**Task brief**
Pictures stay out of the copy; restate everything else in the material exactly.

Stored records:
-------------------------

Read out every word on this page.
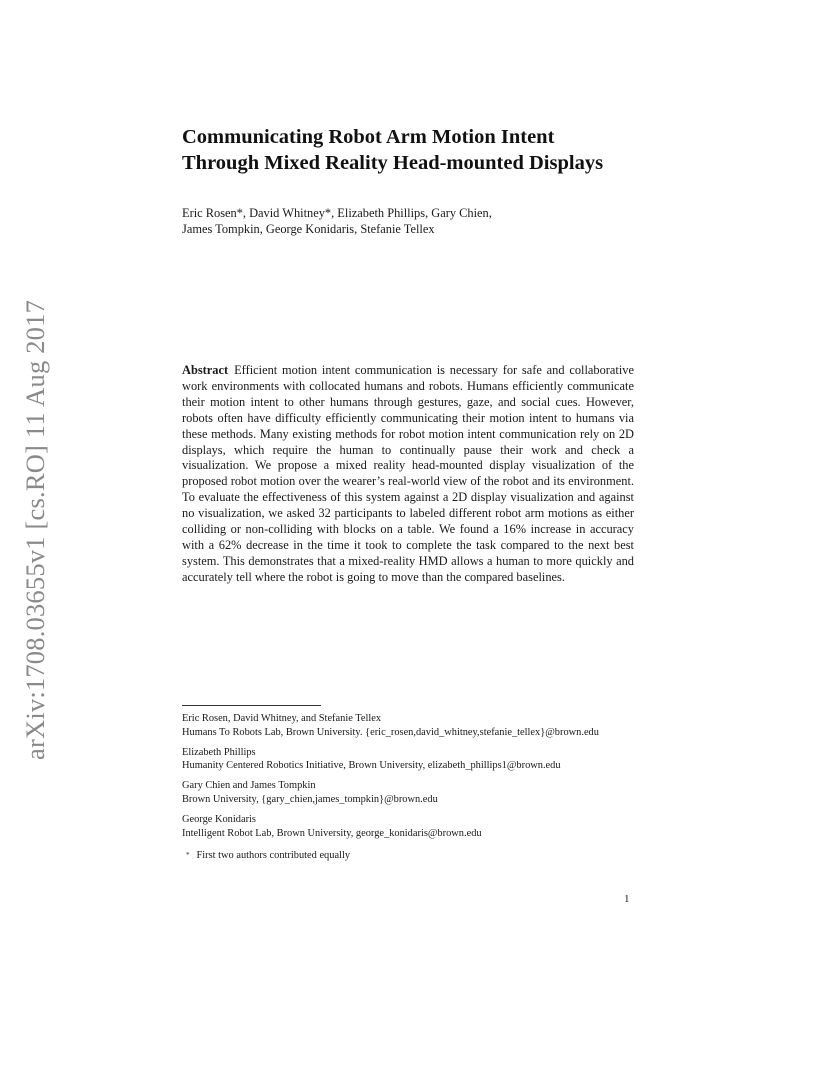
arXiv:1708.03655v1 [cs.RO] 11 Aug 2017
Communicating Robot Arm Motion Intent
Through Mixed Reality Head-mounted Displays

Eric Rosen*, David Whitney*, Elizabeth Phillips, Gary Chien,
James Tompkin, George Konidaris, Stefanie Tellex

Abstract Efficient motion intent communication is necessary for safe and collaborative work environments with collocated humans and robots. Humans efficiently communicate their motion intent to other humans through gestures, gaze, and social cues. However, robots often have difficulty efficiently communicating their motion intent to humans via these methods. Many existing methods for robot motion intent communication rely on 2D displays, which require the human to continually pause their work and check a visualization. We propose a mixed reality head-mounted display visualization of the proposed robot motion over the wearer’s real-world view of the robot and its environment. To evaluate the effectiveness of this system against a 2D display visualization and against no visualization, we asked 32 participants to labeled different robot arm motions as either colliding or non-colliding with blocks on a table. We found a 16% increase in accuracy with a 62% decrease in the time it took to complete the task compared to the next best system. This demonstrates that a mixed-reality HMD allows a human to more quickly and accurately tell where the robot is going to move than the compared baselines.

Eric Rosen, David Whitney, and Stefanie Tellex
Humans To Robots Lab, Brown University. {eric_rosen,david_whitney,stefanie_tellex}@brown.edu
Elizabeth Phillips
Humanity Centered Robotics Initiative, Brown University, elizabeth_phillips1@brown.edu
Gary Chien and James Tompkin
Brown University, {gary_chien,james_tompkin}@brown.edu
George Konidaris
Intelligent Robot Lab, Brown University, george_konidaris@brown.edu
* First two authors contributed equally
1
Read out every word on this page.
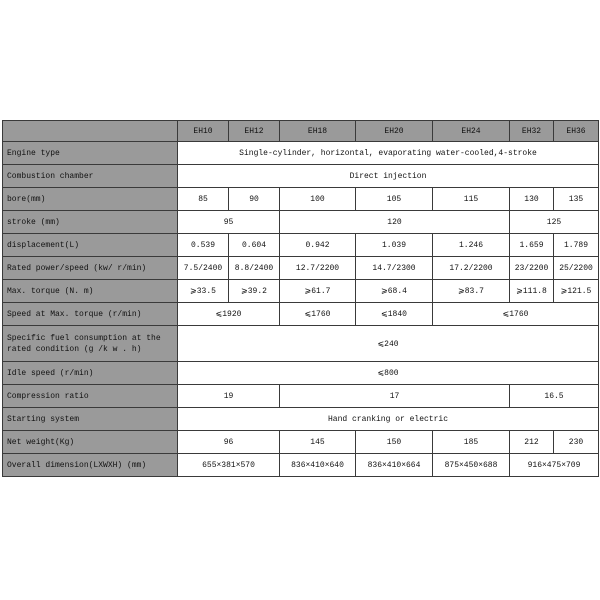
	EH10	EH12	EH18	EH20	EH24	EH32	EH36
Engine type	Single-cylinder, horizontal, evaporating water-cooled,4-stroke						
Combustion chamber	Direct injection						
bore(mm)	85	90	100	105	115	130	135
stroke (mm)	95		120			125	
displacement(L)	0.539	0.604	0.942	1.039	1.246	1.659	1.789
Rated power/speed (kw/ r/min)	7.5/2400	8.8/2400	12.7/2200	14.7/2300	17.2/2200	23/2200	25/2200
Max. torque (N. m)	⩾33.5	⩾39.2	⩾61.7	⩾68.4	⩾83.7	⩾111.8	⩾121.5
Speed at Max. torque (r/min)	⩽1920		⩽1760	⩽1840	⩽1760		
Specific fuel consumption at the rated condition (g /k w . h)	⩽240						
Idle speed (r/min)	⩽800						
Compression ratio	19		17			16.5	
Starting system	Hand cranking or electric						
Net weight(Kg)	96		145	150	185	212	230
Overall dimension(LXWXH) (mm)	655×381×570		836×410×640	836×410×664	875×450×688	916×475×709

-------------------------

**Reply**
Read out every word on this page.
arXiv:1708.03655v1 [cs.RO] 11 Aug 2017
Communicating Robot Arm Motion Intent
Through Mixed Reality Head-mounted Displays

Eric Rosen*, David Whitney*, Elizabeth Phillips, Gary Chien,
James Tompkin, George Konidaris, Stefanie Tellex

Abstract Efficient motion intent communication is necessary for safe and collaborative work environments with collocated humans and robots. Humans efficiently communicate their motion intent to other humans through gestures, gaze, and social cues. However, robots often have difficulty efficiently communicating their motion intent to humans via these methods. Many existing methods for robot motion intent communication rely on 2D displays, which require the human to continually pause their work and check a visualization. We propose a mixed reality head-mounted display visualization of the proposed robot motion over the wearer’s real-world view of the robot and its environment. To evaluate the effectiveness of this system against a 2D display visualization and against no visualization, we asked 32 participants to labeled different robot arm motions as either colliding or non-colliding with blocks on a table. We found a 16% increase in accuracy with a 62% decrease in the time it took to complete the task compared to the next best system. This demonstrates that a mixed-reality HMD allows a human to more quickly and accurately tell where the robot is going to move than the compared baselines.

Eric Rosen, David Whitney, and Stefanie Tellex
Humans To Robots Lab, Brown University. {eric_rosen,david_whitney,stefanie_tellex}@brown.edu
Elizabeth Phillips
Humanity Centered Robotics Initiative, Brown University, elizabeth_phillips1@brown.edu
Gary Chien and James Tompkin
Brown University, {gary_chien,james_tompkin}@brown.edu
George Konidaris
Intelligent Robot Lab, Brown University, george_konidaris@brown.edu
* First two authors contributed equally
1
Read out every word on this page.
	EH10	EH12	EH18	EH20	EH24	EH32	EH36
Engine type	Single-cylinder, horizontal, evaporating water-cooled,4-stroke						
Combustion chamber	Direct injection						
bore(mm)	85	90	100	105	115	130	135
stroke (mm)	95		120			125	
displacement(L)	0.539	0.604	0.942	1.039	1.246	1.659	1.789
Rated power/speed (kw/ r/min)	7.5/2400	8.8/2400	12.7/2200	14.7/2300	17.2/2200	23/2200	25/2200
Max. torque (N. m)	⩾33.5	⩾39.2	⩾61.7	⩾68.4	⩾83.7	⩾111.8	⩾121.5
Speed at Max. torque (r/min)	⩽1920		⩽1760	⩽1840	⩽1760		
Specific fuel consumption at the rated condition (g /k w . h)	⩽240						
Idle speed (r/min)	⩽800						
Compression ratio	19		17			16.5	
Starting system	Hand cranking or electric						
Net weight(Kg)	96		145	150	185	212	230
Overall dimension(LXWXH) (mm)	655×381×570		836×410×640	836×410×664	875×450×688	916×475×709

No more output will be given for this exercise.